What you should do: In your copy, leave out the pictures and repeat the entries below exactly.

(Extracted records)
──────────
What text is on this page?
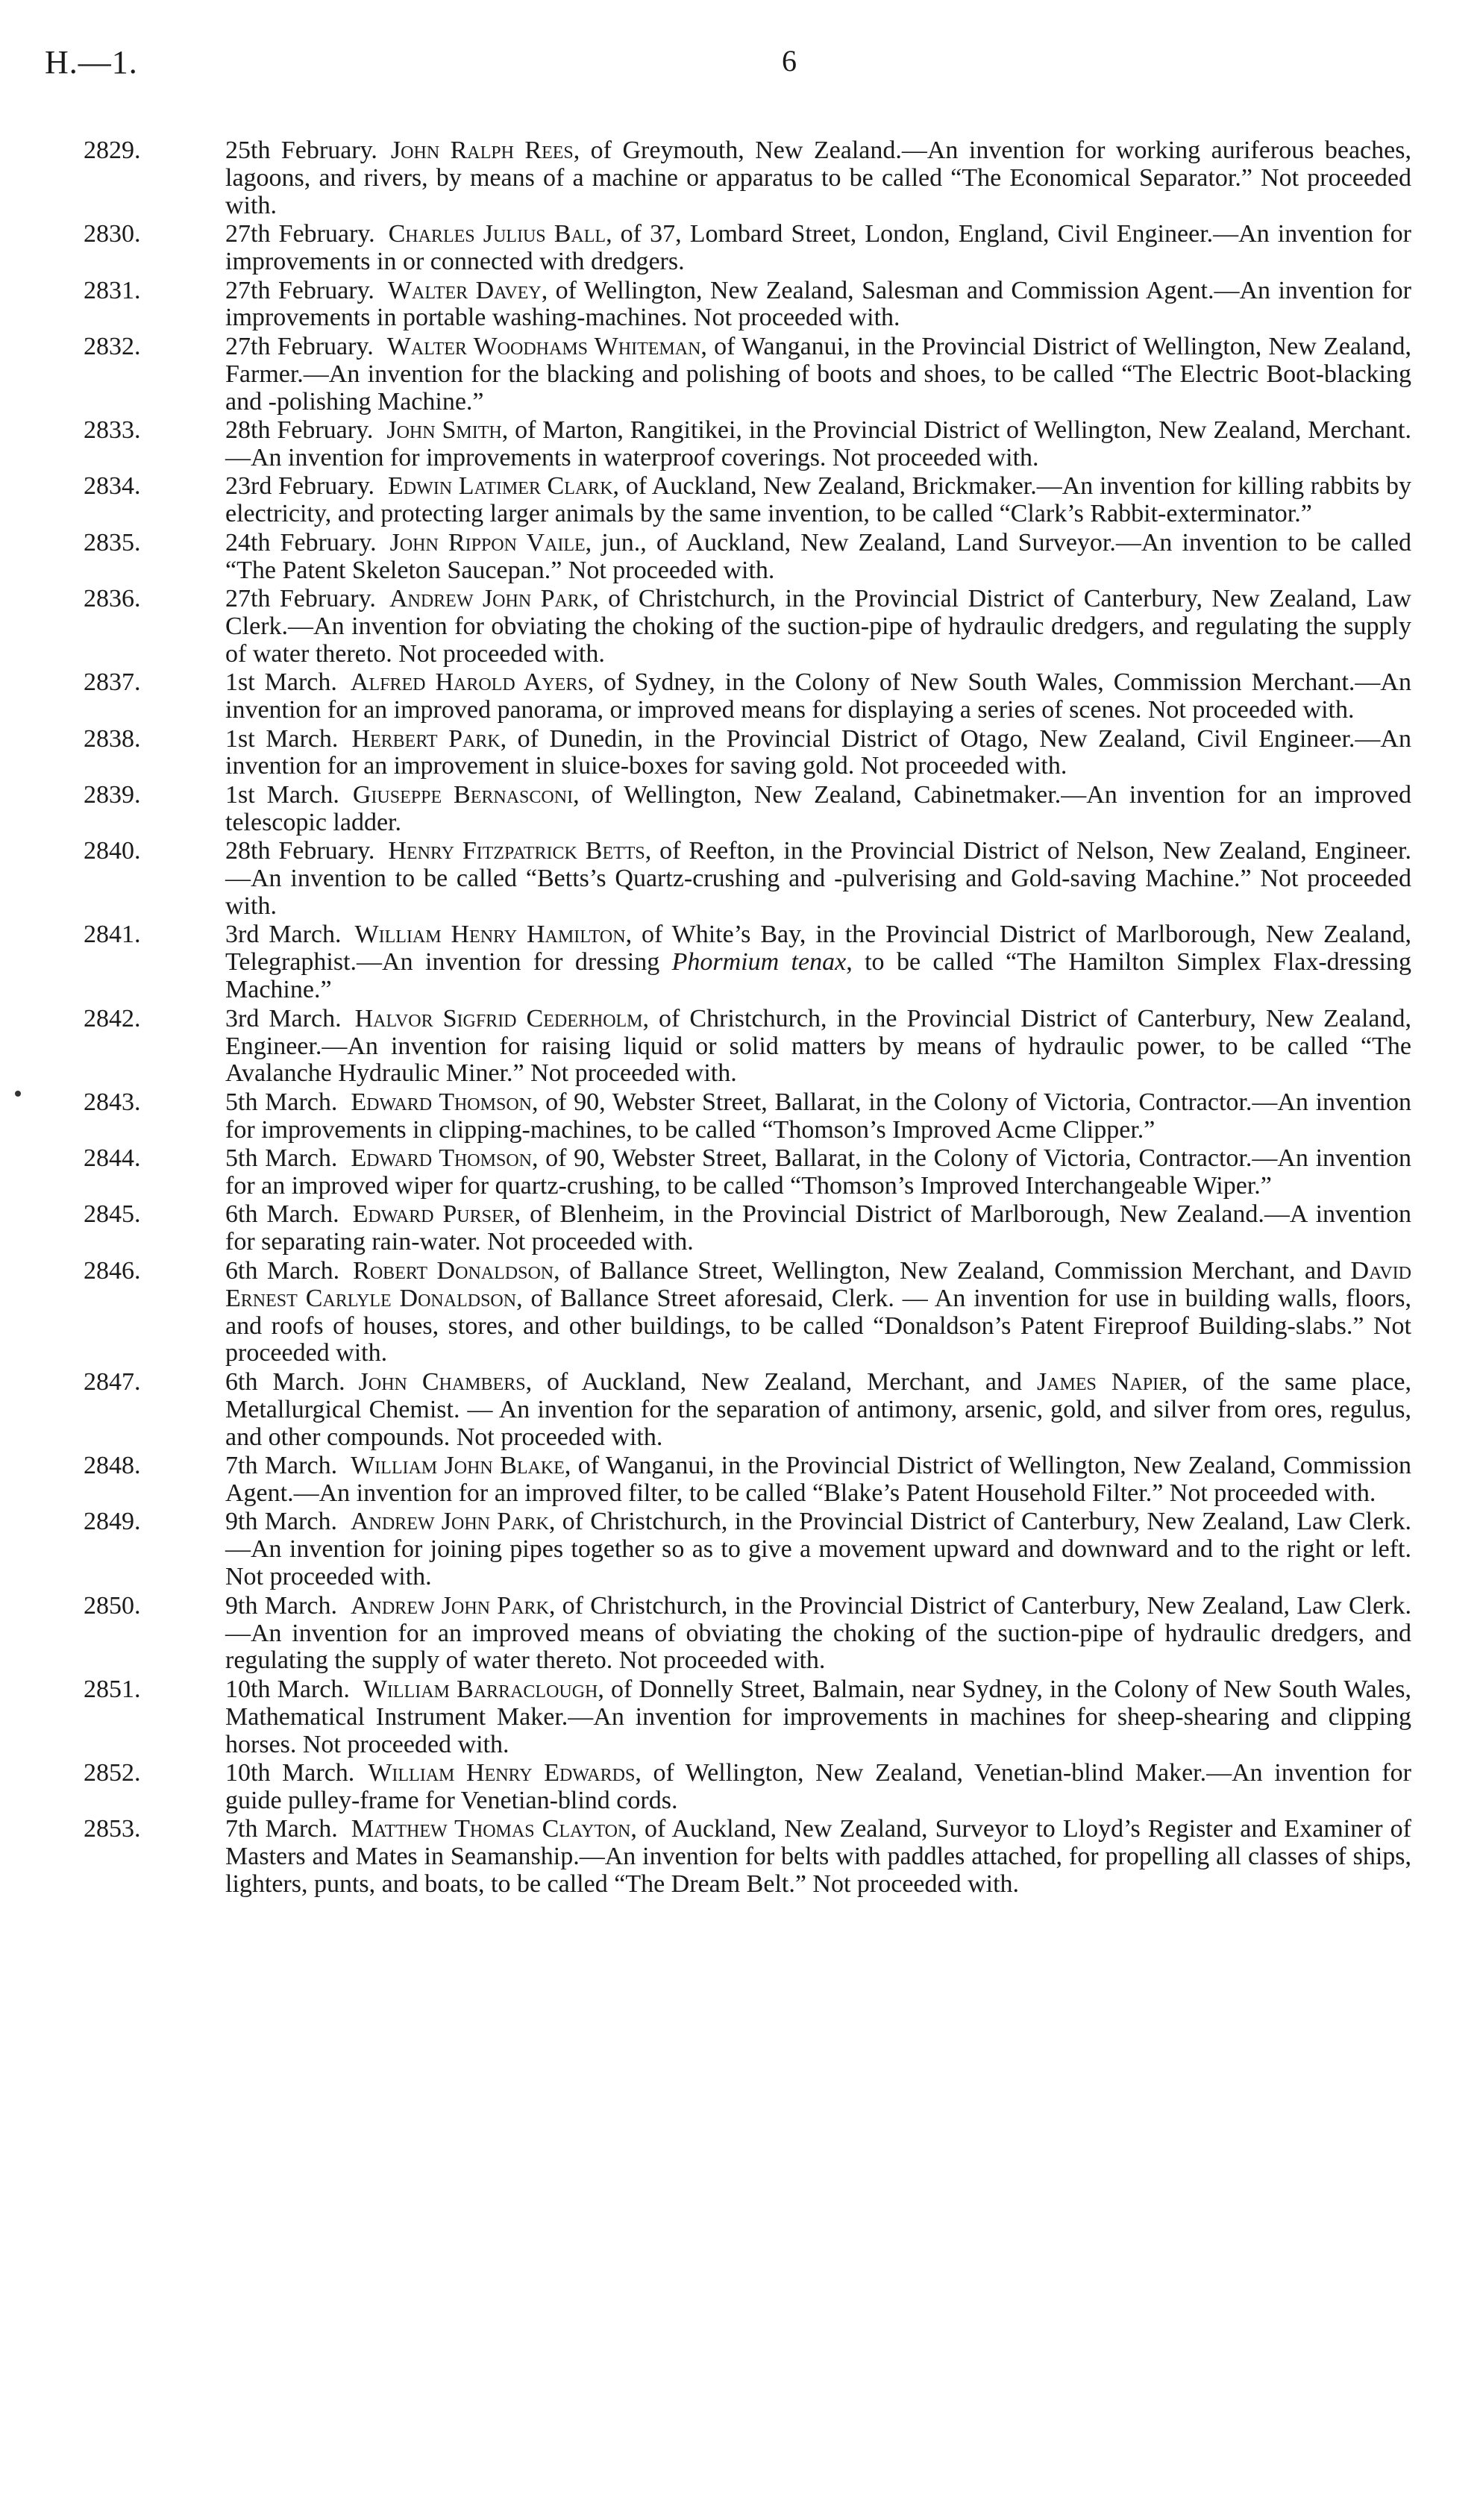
H.—1.	6
2829.	25th February. John Ralph Rees, of Greymouth, New Zealand.—An invention for working auriferous beaches, lagoons, and rivers, by means of a machine or apparatus to be called “The Economical Separator.” Not proceeded with.
2830.	27th February. Charles Julius Ball, of 37, Lombard Street, London, England, Civil Engineer.—An invention for improvements in or connected with dredgers.
2831.	27th February. Walter Davey, of Wellington, New Zealand, Salesman and Commission Agent.—An invention for improvements in portable washing-machines. Not proceeded with.
2832.	27th February. Walter Woodhams Whiteman, of Wanganui, in the Provincial District of Wellington, New Zealand, Farmer.—An invention for the blacking and polishing of boots and shoes, to be called “The Electric Boot-blacking and -polishing Machine.”
2833.	28th February. John Smith, of Marton, Rangitikei, in the Provincial District of Wellington, New Zealand, Merchant.—An invention for improvements in waterproof coverings. Not proceeded with.
2834.	23rd February. Edwin Latimer Clark, of Auckland, New Zealand, Brickmaker.—An invention for killing rabbits by electricity, and protecting larger animals by the same invention, to be called “Clark’s Rabbit-exterminator.”
2835.	24th February. John Rippon Vaile, jun., of Auckland, New Zealand, Land Surveyor.—An invention to be called “The Patent Skeleton Saucepan.” Not proceeded with.
2836.	27th February. Andrew John Park, of Christchurch, in the Provincial District of Canterbury, New Zealand, Law Clerk.—An invention for obviating the choking of the suction-pipe of hydraulic dredgers, and regulating the supply of water thereto. Not proceeded with.
2837.	1st March. Alfred Harold Ayers, of Sydney, in the Colony of New South Wales, Commission Merchant.—An invention for an improved panorama, or improved means for displaying a series of scenes. Not proceeded with.
2838.	1st March. Herbert Park, of Dunedin, in the Provincial District of Otago, New Zealand, Civil Engineer.—An invention for an improvement in sluice-boxes for saving gold. Not proceeded with.
2839.	1st March. Giuseppe Bernasconi, of Wellington, New Zealand, Cabinetmaker.—An invention for an improved telescopic ladder.
2840.	28th February. Henry Fitzpatrick Betts, of Reefton, in the Provincial District of Nelson, New Zealand, Engineer.—An invention to be called “Betts’s Quartz-crushing and -pulverising and Gold-saving Machine.” Not proceeded with.
2841.	3rd March. William Henry Hamilton, of White’s Bay, in the Provincial District of Marlborough, New Zealand, Telegraphist.—An invention for dressing Phormium tenax, to be called “The Hamilton Simplex Flax-dressing Machine.”
2842.	3rd March. Halvor Sigfrid Cederholm, of Christchurch, in the Provincial District of Canterbury, New Zealand, Engineer.—An invention for raising liquid or solid matters by means of hydraulic power, to be called “The Avalanche Hydraulic Miner.” Not proceeded with.
2843.	5th March. Edward Thomson, of 90, Webster Street, Ballarat, in the Colony of Victoria, Contractor.—An invention for improvements in clipping-machines, to be called “Thomson’s Improved Acme Clipper.”
2844.	5th March. Edward Thomson, of 90, Webster Street, Ballarat, in the Colony of Victoria, Contractor.—An invention for an improved wiper for quartz-crushing, to be called “Thomson’s Improved Interchangeable Wiper.”
2845.	6th March. Edward Purser, of Blenheim, in the Provincial District of Marlborough, New Zealand.—A invention for separating rain-water. Not proceeded with.
2846.	6th March. Robert Donaldson, of Ballance Street, Wellington, New Zealand, Commission Merchant, and David Ernest Carlyle Donaldson, of Ballance Street aforesaid, Clerk. — An invention for use in building walls, floors, and roofs of houses, stores, and other buildings, to be called “Donaldson’s Patent Fireproof Building-slabs.” Not proceeded with.
2847.	6th March. John Chambers, of Auckland, New Zealand, Merchant, and James Napier, of the same place, Metallurgical Chemist. — An invention for the separation of antimony, arsenic, gold, and silver from ores, regulus, and other compounds. Not proceeded with.
2848.	7th March. William John Blake, of Wanganui, in the Provincial District of Wellington, New Zealand, Commission Agent.—An invention for an improved filter, to be called “Blake’s Patent Household Filter.” Not proceeded with.
2849.	9th March. Andrew John Park, of Christchurch, in the Provincial District of Canterbury, New Zealand, Law Clerk.—An invention for joining pipes together so as to give a movement upward and downward and to the right or left. Not proceeded with.
2850.	9th March. Andrew John Park, of Christchurch, in the Provincial District of Canterbury, New Zealand, Law Clerk.—An invention for an improved means of obviating the choking of the suction-pipe of hydraulic dredgers, and regulating the supply of water thereto. Not proceeded with.
2851.	10th March. William Barraclough, of Donnelly Street, Balmain, near Sydney, in the Colony of New South Wales, Mathematical Instrument Maker.—An invention for improvements in machines for sheep-shearing and clipping horses. Not proceeded with.
2852.	10th March. William Henry Edwards, of Wellington, New Zealand, Venetian-blind Maker.—An invention for guide pulley-frame for Venetian-blind cords.
2853.	7th March. Matthew Thomas Clayton, of Auckland, New Zealand, Surveyor to Lloyd’s Register and Examiner of Masters and Mates in Seamanship.—An invention for belts with paddles attached, for propelling all classes of ships, lighters, punts, and boats, to be called “The Dream Belt.” Not proceeded with.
──────────
Solution for this task:
What text is on this page?
H.—1.	6
2829.	25th February. John Ralph Rees, of Greymouth, New Zealand.—An invention for working auriferous beaches, lagoons, and rivers, by means of a machine or apparatus to be called “The Economical Separator.” Not proceeded with.
2830.	27th February. Charles Julius Ball, of 37, Lombard Street, London, England, Civil Engineer.—An invention for improvements in or connected with dredgers.
2831.	27th February. Walter Davey, of Wellington, New Zealand, Salesman and Commission Agent.—An invention for improvements in portable washing-machines. Not proceeded with.
2832.	27th February. Walter Woodhams Whiteman, of Wanganui, in the Provincial District of Wellington, New Zealand, Farmer.—An invention for the blacking and polishing of boots and shoes, to be called “The Electric Boot-blacking and -polishing Machine.”
2833.	28th February. John Smith, of Marton, Rangitikei, in the Provincial District of Wellington, New Zealand, Merchant.—An invention for improvements in waterproof coverings. Not proceeded with.
2834.	23rd February. Edwin Latimer Clark, of Auckland, New Zealand, Brickmaker.—An invention for killing rabbits by electricity, and protecting larger animals by the same invention, to be called “Clark’s Rabbit-exterminator.”
2835.	24th February. John Rippon Vaile, jun., of Auckland, New Zealand, Land Surveyor.—An invention to be called “The Patent Skeleton Saucepan.” Not proceeded with.
2836.	27th February. Andrew John Park, of Christchurch, in the Provincial District of Canterbury, New Zealand, Law Clerk.—An invention for obviating the choking of the suction-pipe of hydraulic dredgers, and regulating the supply of water thereto. Not proceeded with.
2837.	1st March. Alfred Harold Ayers, of Sydney, in the Colony of New South Wales, Commission Merchant.—An invention for an improved panorama, or improved means for displaying a series of scenes. Not proceeded with.
2838.	1st March. Herbert Park, of Dunedin, in the Provincial District of Otago, New Zealand, Civil Engineer.—An invention for an improvement in sluice-boxes for saving gold. Not proceeded with.
2839.	1st March. Giuseppe Bernasconi, of Wellington, New Zealand, Cabinetmaker.—An invention for an improved telescopic ladder.
2840.	28th February. Henry Fitzpatrick Betts, of Reefton, in the Provincial District of Nelson, New Zealand, Engineer.—An invention to be called “Betts’s Quartz-crushing and -pulverising and Gold-saving Machine.” Not proceeded with.
2841.	3rd March. William Henry Hamilton, of White’s Bay, in the Provincial District of Marlborough, New Zealand, Telegraphist.—An invention for dressing Phormium tenax, to be called “The Hamilton Simplex Flax-dressing Machine.”
2842.	3rd March. Halvor Sigfrid Cederholm, of Christchurch, in the Provincial District of Canterbury, New Zealand, Engineer.—An invention for raising liquid or solid matters by means of hydraulic power, to be called “The Avalanche Hydraulic Miner.” Not proceeded with.
2843.	5th March. Edward Thomson, of 90, Webster Street, Ballarat, in the Colony of Victoria, Contractor.—An invention for improvements in clipping-machines, to be called “Thomson’s Improved Acme Clipper.”
2844.	5th March. Edward Thomson, of 90, Webster Street, Ballarat, in the Colony of Victoria, Contractor.—An invention for an improved wiper for quartz-crushing, to be called “Thomson’s Improved Interchangeable Wiper.”
2845.	6th March. Edward Purser, of Blenheim, in the Provincial District of Marlborough, New Zealand.—A invention for separating rain-water. Not proceeded with.
2846.	6th March. Robert Donaldson, of Ballance Street, Wellington, New Zealand, Commission Merchant, and David Ernest Carlyle Donaldson, of Ballance Street aforesaid, Clerk. — An invention for use in building walls, floors, and roofs of houses, stores, and other buildings, to be called “Donaldson’s Patent Fireproof Building-slabs.” Not proceeded with.
2847.	6th March. John Chambers, of Auckland, New Zealand, Merchant, and James Napier, of the same place, Metallurgical Chemist. — An invention for the separation of antimony, arsenic, gold, and silver from ores, regulus, and other compounds. Not proceeded with.
2848.	7th March. William John Blake, of Wanganui, in the Provincial District of Wellington, New Zealand, Commission Agent.—An invention for an improved filter, to be called “Blake’s Patent Household Filter.” Not proceeded with.
2849.	9th March. Andrew John Park, of Christchurch, in the Provincial District of Canterbury, New Zealand, Law Clerk.—An invention for joining pipes together so as to give a movement upward and downward and to the right or left. Not proceeded with.
2850.	9th March. Andrew John Park, of Christchurch, in the Provincial District of Canterbury, New Zealand, Law Clerk.—An invention for an improved means of obviating the choking of the suction-pipe of hydraulic dredgers, and regulating the supply of water thereto. Not proceeded with.
2851.	10th March. William Barraclough, of Donnelly Street, Balmain, near Sydney, in the Colony of New South Wales, Mathematical Instrument Maker.—An invention for improvements in machines for sheep-shearing and clipping horses. Not proceeded with.
2852.	10th March. William Henry Edwards, of Wellington, New Zealand, Venetian-blind Maker.—An invention for guide pulley-frame for Venetian-blind cords.
2853.	7th March. Matthew Thomas Clayton, of Auckland, New Zealand, Surveyor to Lloyd’s Register and Examiner of Masters and Mates in Seamanship.—An invention for belts with paddles attached, for propelling all classes of ships, lighters, punts, and boats, to be called “The Dream Belt.” Not proceeded with.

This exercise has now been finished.